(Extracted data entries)
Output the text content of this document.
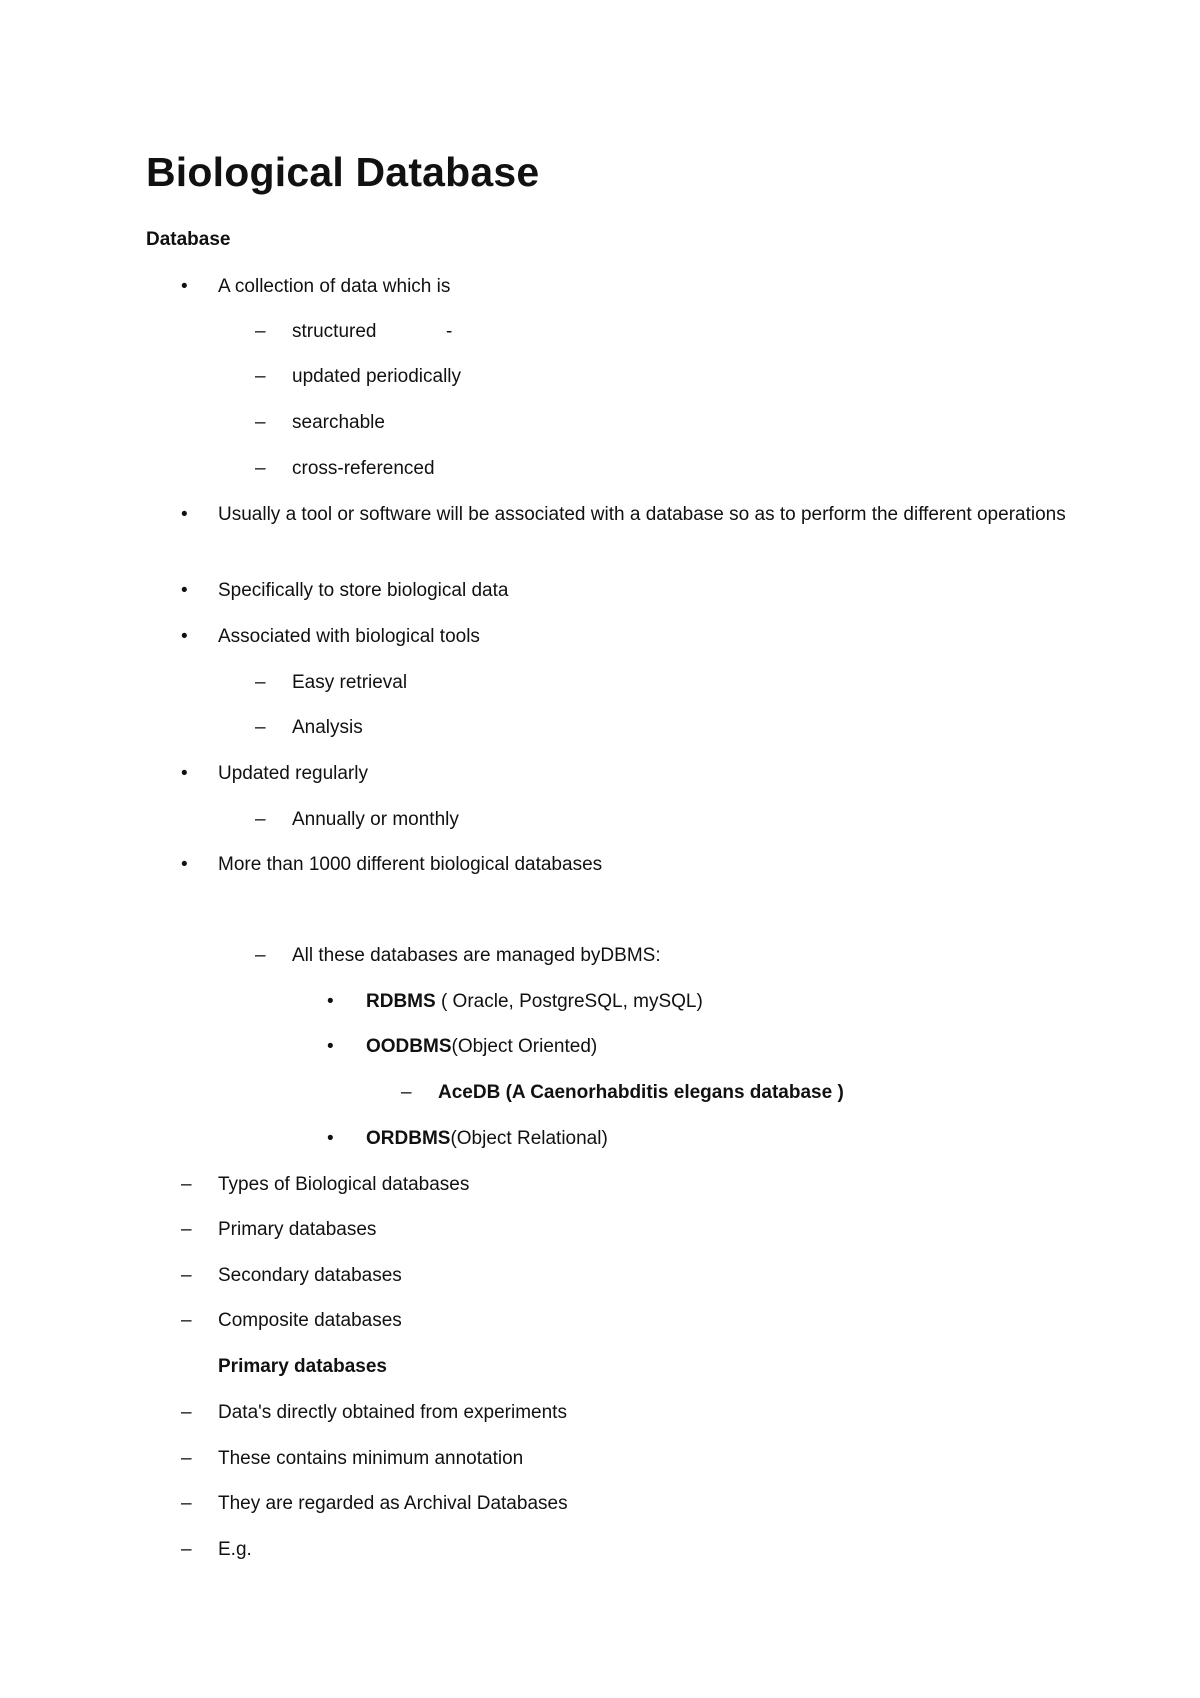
Biological Database
Database
• A collection of data which is
– structured	-
– updated periodically
– searchable
– cross-referenced
• Usually a tool or software will be associated with a database so as to perform the different operations
• Specifically to store biological data
• Associated with biological tools
– Easy retrieval
– Analysis
• Updated regularly
– Annually or monthly
• More than 1000 different biological databases
– All these databases are managed byDBMS:
• RDBMS ( Oracle, PostgreSQL, mySQL)
• OODBMS(Object Oriented)
– AceDB (A Caenorhabditis elegans database )
• ORDBMS(Object Relational)
– Types of Biological databases
– Primary databases
– Secondary databases
– Composite databases
Primary databases
– Data's directly obtained from experiments
– These contains minimum annotation
– They are regarded as Archival Databases
– E.g.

*INSTRUCTIONS TO FOLLOW*
Without the pictures, repeat the listing above exactly.

*COMPLETED TASK*
Output the text content of this document.
Biological Database
Database
• A collection of data which is
– structured	-
– updated periodically
– searchable
– cross-referenced
• Usually a tool or software will be associated with a database so as to perform the different operations
• Specifically to store biological data
• Associated with biological tools
– Easy retrieval
– Analysis
• Updated regularly
– Annually or monthly
• More than 1000 different biological databases
– All these databases are managed byDBMS:
• RDBMS ( Oracle, PostgreSQL, mySQL)
• OODBMS(Object Oriented)
– AceDB (A Caenorhabditis elegans database )
• ORDBMS(Object Relational)
– Types of Biological databases
– Primary databases
– Secondary databases
– Composite databases
Primary databases
– Data's directly obtained from experiments
– These contains minimum annotation
– They are regarded as Archival Databases
– E.g.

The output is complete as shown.